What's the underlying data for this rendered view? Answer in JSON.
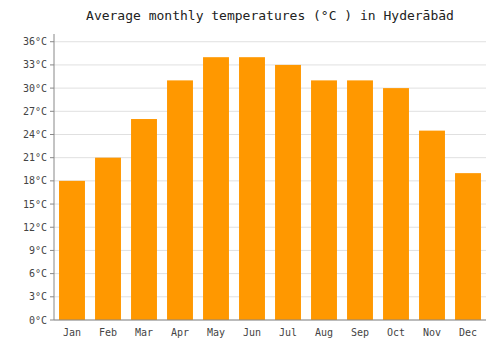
{
  "chart_data": {
    "type": "bar",
    "title": "Average monthly temperatures (°C ) in Hyderābād",
    "categories": [
      "Jan",
      "Feb",
      "Mar",
      "Apr",
      "May",
      "Jun",
      "Jul",
      "Aug",
      "Sep",
      "Oct",
      "Nov",
      "Dec"
    ],
    "values": [
      18,
      21,
      26,
      31,
      34,
      34,
      33,
      31,
      31,
      30,
      24.5,
      19
    ],
    "color": "#FF9800",
    "ylim": [
      0,
      37
    ],
    "yticks": [
      {
        "value": 0,
        "label": "0°C"
      },
      {
        "value": 3,
        "label": "3°C"
      },
      {
        "value": 6,
        "label": "6°C"
      },
      {
        "value": 9,
        "label": "9°C"
      },
      {
        "value": 12,
        "label": "12°C"
      },
      {
        "value": 15,
        "label": "15°C"
      },
      {
        "value": 18,
        "label": "18°C"
      },
      {
        "value": 21,
        "label": "21°C"
      },
      {
        "value": 24,
        "label": "24°C"
      },
      {
        "value": 27,
        "label": "27°C"
      },
      {
        "value": 30,
        "label": "30°C"
      },
      {
        "value": 33,
        "label": "33°C"
      },
      {
        "value": 36,
        "label": "36°C"
      }
    ],
    "grid": true
  }
}
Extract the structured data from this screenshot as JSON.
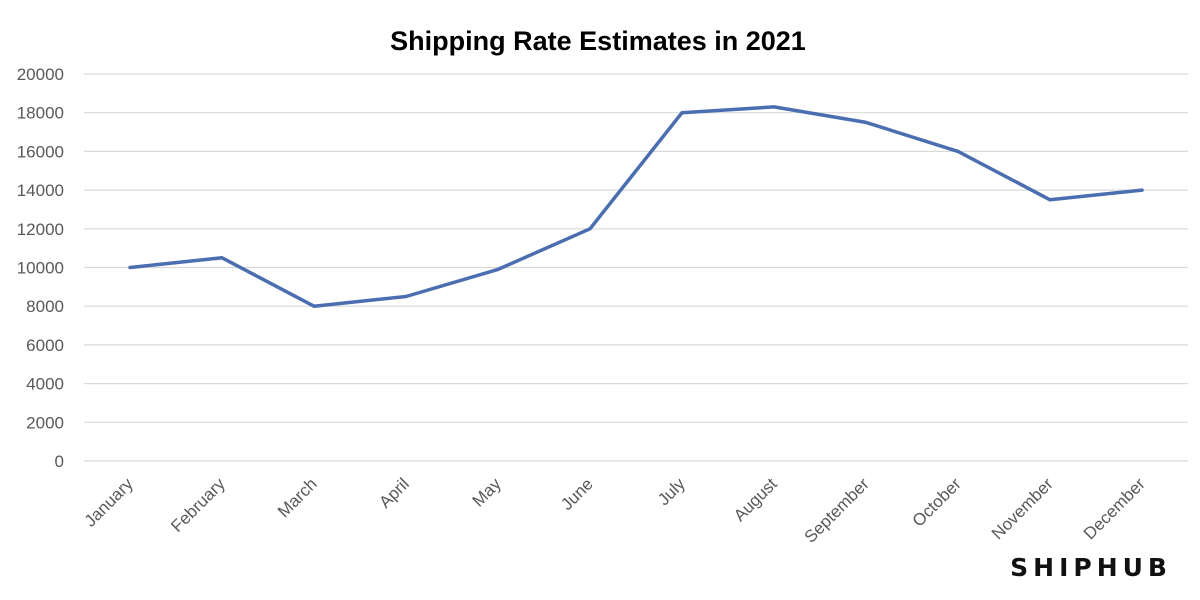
---+---
→ **Exercise directions**: With the pictures omitted, reproduce the records in full and exactly.

→ **Final result**:
What's the underlying data for this rendered view? Answer in JSON.
{
  "chart_data": {
    "type": "bar",
    "title": "Average monthly temperatures (°C ) in Hyderābād",
    "categories": [
      "Jan",
      "Feb",
      "Mar",
      "Apr",
      "May",
      "Jun",
      "Jul",
      "Aug",
      "Sep",
      "Oct",
      "Nov",
      "Dec"
    ],
    "values": [
      18,
      21,
      26,
      31,
      34,
      34,
      33,
      31,
      31,
      30,
      24.5,
      19
    ],
    "color": "#FF9800",
    "ylim": [
      0,
      37
    ],
    "yticks": [
      {
        "value": 0,
        "label": "0°C"
      },
      {
        "value": 3,
        "label": "3°C"
      },
      {
        "value": 6,
        "label": "6°C"
      },
      {
        "value": 9,
        "label": "9°C"
      },
      {
        "value": 12,
        "label": "12°C"
      },
      {
        "value": 15,
        "label": "15°C"
      },
      {
        "value": 18,
        "label": "18°C"
      },
      {
        "value": 21,
        "label": "21°C"
      },
      {
        "value": 24,
        "label": "24°C"
      },
      {
        "value": 27,
        "label": "27°C"
      },
      {
        "value": 30,
        "label": "30°C"
      },
      {
        "value": 33,
        "label": "33°C"
      },
      {
        "value": 36,
        "label": "36°C"
      }
    ],
    "grid": true
  }
}
Extract the structured data from this screenshot as JSON.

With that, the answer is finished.